### WHAT YOU SHOULD DO
Look for the string "sync" in the lines and copy each line that has it.

### INPUT FOR THIS TASK
(begin)

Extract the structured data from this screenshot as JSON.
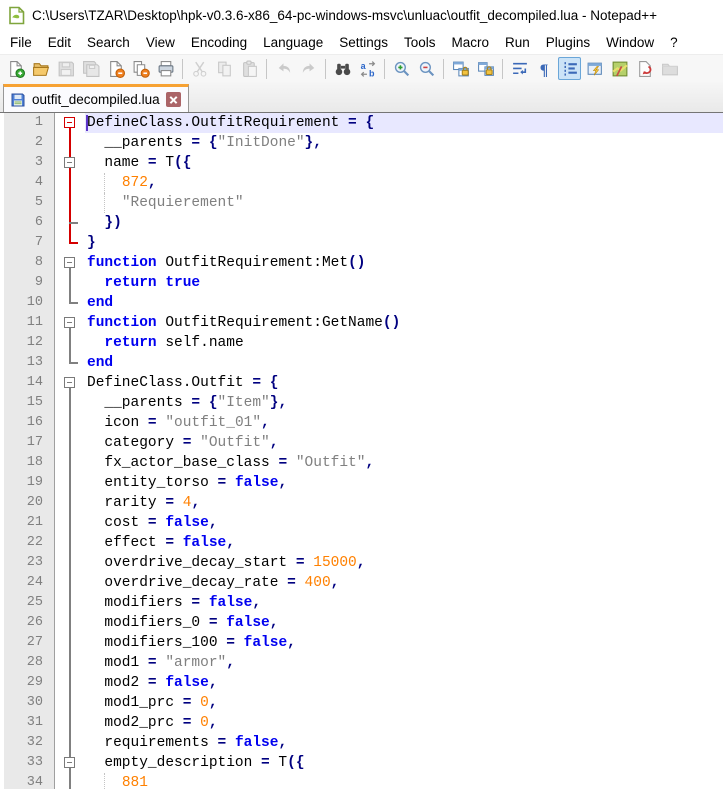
{
  "title": "C:\\Users\\TZAR\\Desktop\\hpk-v0.3.6-x86_64-pc-windows-msvc\\unluac\\outfit_decompiled.lua - Notepad++",
  "icons": {
    "app": "notepadpp-document-icon",
    "tab_file_state": "saved-floppy-icon",
    "tab_close": "close-x-icon"
  },
  "menu": {
    "items": [
      "File",
      "Edit",
      "Search",
      "View",
      "Encoding",
      "Language",
      "Settings",
      "Tools",
      "Macro",
      "Run",
      "Plugins",
      "Window",
      "?"
    ]
  },
  "toolbar": {
    "items": [
      {
        "name": "new-file",
        "state": "normal"
      },
      {
        "name": "open",
        "state": "normal"
      },
      {
        "name": "save",
        "state": "disabled"
      },
      {
        "name": "save-all",
        "state": "disabled"
      },
      {
        "name": "close",
        "state": "normal"
      },
      {
        "name": "close-all",
        "state": "normal"
      },
      {
        "name": "print",
        "state": "normal"
      },
      {
        "name": "sep"
      },
      {
        "name": "cut",
        "state": "disabled"
      },
      {
        "name": "copy",
        "state": "disabled"
      },
      {
        "name": "paste",
        "state": "disabled"
      },
      {
        "name": "sep"
      },
      {
        "name": "undo",
        "state": "disabled"
      },
      {
        "name": "redo",
        "state": "disabled"
      },
      {
        "name": "sep"
      },
      {
        "name": "find",
        "state": "normal"
      },
      {
        "name": "replace",
        "state": "normal"
      },
      {
        "name": "sep"
      },
      {
        "name": "zoom-in",
        "state": "normal"
      },
      {
        "name": "zoom-out",
        "state": "normal"
      },
      {
        "name": "sep"
      },
      {
        "name": "sync-vertical",
        "state": "normal"
      },
      {
        "name": "sync-horizontal",
        "state": "normal"
      },
      {
        "name": "sep"
      },
      {
        "name": "word-wrap",
        "state": "normal"
      },
      {
        "name": "show-all-characters",
        "state": "normal"
      },
      {
        "name": "indent-guide",
        "state": "active"
      },
      {
        "name": "function-list",
        "state": "normal"
      },
      {
        "name": "document-map",
        "state": "normal"
      },
      {
        "name": "macro-record",
        "state": "normal"
      },
      {
        "name": "monitoring",
        "state": "disabled"
      }
    ]
  },
  "tab": {
    "label": "outfit_decompiled.lua"
  },
  "colors": {
    "accent": "#f7a233",
    "keyword": "#0000f0",
    "operator": "#000080",
    "string": "#808080",
    "number": "#ff8000",
    "fold-active": "#d40000",
    "fold-normal": "#808080",
    "current-line": "#e8e8ff",
    "gutter-bg": "#e9e9e9",
    "gutter-text": "#808080",
    "caret": "#5e35c9"
  },
  "code": {
    "language": "Lua",
    "lines": [
      {
        "n": 1,
        "hl": true,
        "caret": true,
        "fold": "boxR",
        "tokens": [
          [
            "p",
            "DefineClass.OutfitRequirement "
          ],
          [
            "o",
            "="
          ],
          [
            "p",
            " "
          ],
          [
            "o",
            "{"
          ]
        ]
      },
      {
        "n": 2,
        "fold": "lineR",
        "tokens": [
          [
            "p",
            "  __parents "
          ],
          [
            "o",
            "="
          ],
          [
            "p",
            " "
          ],
          [
            "o",
            "{"
          ],
          [
            "s",
            "\"InitDone\""
          ],
          [
            "o",
            "},"
          ]
        ]
      },
      {
        "n": 3,
        "fold": "boxG_midR",
        "tokens": [
          [
            "p",
            "  name "
          ],
          [
            "o",
            "="
          ],
          [
            "p",
            " T"
          ],
          [
            "o",
            "({"
          ]
        ]
      },
      {
        "n": 4,
        "fold": "lineR",
        "guide": true,
        "tokens": [
          [
            "p",
            "    "
          ],
          [
            "n",
            "872"
          ],
          [
            "o",
            ","
          ]
        ]
      },
      {
        "n": 5,
        "fold": "lineR",
        "guide": true,
        "tokens": [
          [
            "p",
            "    "
          ],
          [
            "s",
            "\"Requierement\""
          ]
        ]
      },
      {
        "n": 6,
        "fold": "lineR_tick",
        "tokens": [
          [
            "p",
            "  "
          ],
          [
            "o",
            "})"
          ]
        ]
      },
      {
        "n": 7,
        "fold": "endR",
        "tokens": [
          [
            "o",
            "}"
          ]
        ]
      },
      {
        "n": 8,
        "fold": "boxG",
        "tokens": [
          [
            "k",
            "function"
          ],
          [
            "p",
            " OutfitRequirement:Met"
          ],
          [
            "o",
            "()"
          ]
        ]
      },
      {
        "n": 9,
        "fold": "lineG",
        "tokens": [
          [
            "p",
            "  "
          ],
          [
            "k",
            "return"
          ],
          [
            "p",
            " "
          ],
          [
            "k",
            "true"
          ]
        ]
      },
      {
        "n": 10,
        "fold": "endG",
        "tokens": [
          [
            "k",
            "end"
          ]
        ]
      },
      {
        "n": 11,
        "fold": "boxG",
        "tokens": [
          [
            "k",
            "function"
          ],
          [
            "p",
            " OutfitRequirement:GetName"
          ],
          [
            "o",
            "()"
          ]
        ]
      },
      {
        "n": 12,
        "fold": "lineG",
        "tokens": [
          [
            "p",
            "  "
          ],
          [
            "k",
            "return"
          ],
          [
            "p",
            " self.name"
          ]
        ]
      },
      {
        "n": 13,
        "fold": "endG",
        "tokens": [
          [
            "k",
            "end"
          ]
        ]
      },
      {
        "n": 14,
        "fold": "boxG",
        "tokens": [
          [
            "p",
            "DefineClass.Outfit "
          ],
          [
            "o",
            "="
          ],
          [
            "p",
            " "
          ],
          [
            "o",
            "{"
          ]
        ]
      },
      {
        "n": 15,
        "fold": "lineG",
        "tokens": [
          [
            "p",
            "  __parents "
          ],
          [
            "o",
            "="
          ],
          [
            "p",
            " "
          ],
          [
            "o",
            "{"
          ],
          [
            "s",
            "\"Item\""
          ],
          [
            "o",
            "},"
          ]
        ]
      },
      {
        "n": 16,
        "fold": "lineG",
        "tokens": [
          [
            "p",
            "  icon "
          ],
          [
            "o",
            "="
          ],
          [
            "p",
            " "
          ],
          [
            "s",
            "\"outfit_01\""
          ],
          [
            "o",
            ","
          ]
        ]
      },
      {
        "n": 17,
        "fold": "lineG",
        "tokens": [
          [
            "p",
            "  category "
          ],
          [
            "o",
            "="
          ],
          [
            "p",
            " "
          ],
          [
            "s",
            "\"Outfit\""
          ],
          [
            "o",
            ","
          ]
        ]
      },
      {
        "n": 18,
        "fold": "lineG",
        "tokens": [
          [
            "p",
            "  fx_actor_base_class "
          ],
          [
            "o",
            "="
          ],
          [
            "p",
            " "
          ],
          [
            "s",
            "\"Outfit\""
          ],
          [
            "o",
            ","
          ]
        ]
      },
      {
        "n": 19,
        "fold": "lineG",
        "tokens": [
          [
            "p",
            "  entity_torso "
          ],
          [
            "o",
            "="
          ],
          [
            "p",
            " "
          ],
          [
            "k",
            "false"
          ],
          [
            "o",
            ","
          ]
        ]
      },
      {
        "n": 20,
        "fold": "lineG",
        "tokens": [
          [
            "p",
            "  rarity "
          ],
          [
            "o",
            "="
          ],
          [
            "p",
            " "
          ],
          [
            "n",
            "4"
          ],
          [
            "o",
            ","
          ]
        ]
      },
      {
        "n": 21,
        "fold": "lineG",
        "tokens": [
          [
            "p",
            "  cost "
          ],
          [
            "o",
            "="
          ],
          [
            "p",
            " "
          ],
          [
            "k",
            "false"
          ],
          [
            "o",
            ","
          ]
        ]
      },
      {
        "n": 22,
        "fold": "lineG",
        "tokens": [
          [
            "p",
            "  effect "
          ],
          [
            "o",
            "="
          ],
          [
            "p",
            " "
          ],
          [
            "k",
            "false"
          ],
          [
            "o",
            ","
          ]
        ]
      },
      {
        "n": 23,
        "fold": "lineG",
        "tokens": [
          [
            "p",
            "  overdrive_decay_start "
          ],
          [
            "o",
            "="
          ],
          [
            "p",
            " "
          ],
          [
            "n",
            "15000"
          ],
          [
            "o",
            ","
          ]
        ]
      },
      {
        "n": 24,
        "fold": "lineG",
        "tokens": [
          [
            "p",
            "  overdrive_decay_rate "
          ],
          [
            "o",
            "="
          ],
          [
            "p",
            " "
          ],
          [
            "n",
            "400"
          ],
          [
            "o",
            ","
          ]
        ]
      },
      {
        "n": 25,
        "fold": "lineG",
        "tokens": [
          [
            "p",
            "  modifiers "
          ],
          [
            "o",
            "="
          ],
          [
            "p",
            " "
          ],
          [
            "k",
            "false"
          ],
          [
            "o",
            ","
          ]
        ]
      },
      {
        "n": 26,
        "fold": "lineG",
        "tokens": [
          [
            "p",
            "  modifiers_0 "
          ],
          [
            "o",
            "="
          ],
          [
            "p",
            " "
          ],
          [
            "k",
            "false"
          ],
          [
            "o",
            ","
          ]
        ]
      },
      {
        "n": 27,
        "fold": "lineG",
        "tokens": [
          [
            "p",
            "  modifiers_100 "
          ],
          [
            "o",
            "="
          ],
          [
            "p",
            " "
          ],
          [
            "k",
            "false"
          ],
          [
            "o",
            ","
          ]
        ]
      },
      {
        "n": 28,
        "fold": "lineG",
        "tokens": [
          [
            "p",
            "  mod1 "
          ],
          [
            "o",
            "="
          ],
          [
            "p",
            " "
          ],
          [
            "s",
            "\"armor\""
          ],
          [
            "o",
            ","
          ]
        ]
      },
      {
        "n": 29,
        "fold": "lineG",
        "tokens": [
          [
            "p",
            "  mod2 "
          ],
          [
            "o",
            "="
          ],
          [
            "p",
            " "
          ],
          [
            "k",
            "false"
          ],
          [
            "o",
            ","
          ]
        ]
      },
      {
        "n": 30,
        "fold": "lineG",
        "tokens": [
          [
            "p",
            "  mod1_prc "
          ],
          [
            "o",
            "="
          ],
          [
            "p",
            " "
          ],
          [
            "n",
            "0"
          ],
          [
            "o",
            ","
          ]
        ]
      },
      {
        "n": 31,
        "fold": "lineG",
        "tokens": [
          [
            "p",
            "  mod2_prc "
          ],
          [
            "o",
            "="
          ],
          [
            "p",
            " "
          ],
          [
            "n",
            "0"
          ],
          [
            "o",
            ","
          ]
        ]
      },
      {
        "n": 32,
        "fold": "lineG",
        "tokens": [
          [
            "p",
            "  requirements "
          ],
          [
            "o",
            "="
          ],
          [
            "p",
            " "
          ],
          [
            "k",
            "false"
          ],
          [
            "o",
            ","
          ]
        ]
      },
      {
        "n": 33,
        "fold": "boxG_midG",
        "tokens": [
          [
            "p",
            "  empty_description "
          ],
          [
            "o",
            "="
          ],
          [
            "p",
            " T"
          ],
          [
            "o",
            "({"
          ]
        ]
      },
      {
        "n": 34,
        "fold": "lineG",
        "guide": true,
        "tokens": [
          [
            "p",
            "    "
          ],
          [
            "n",
            "881"
          ]
        ]
      }
    ]
  }
}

(end)

### EXERCISE RESPONSE
        "name": "sync-vertical",
        "name": "sync-horizontal",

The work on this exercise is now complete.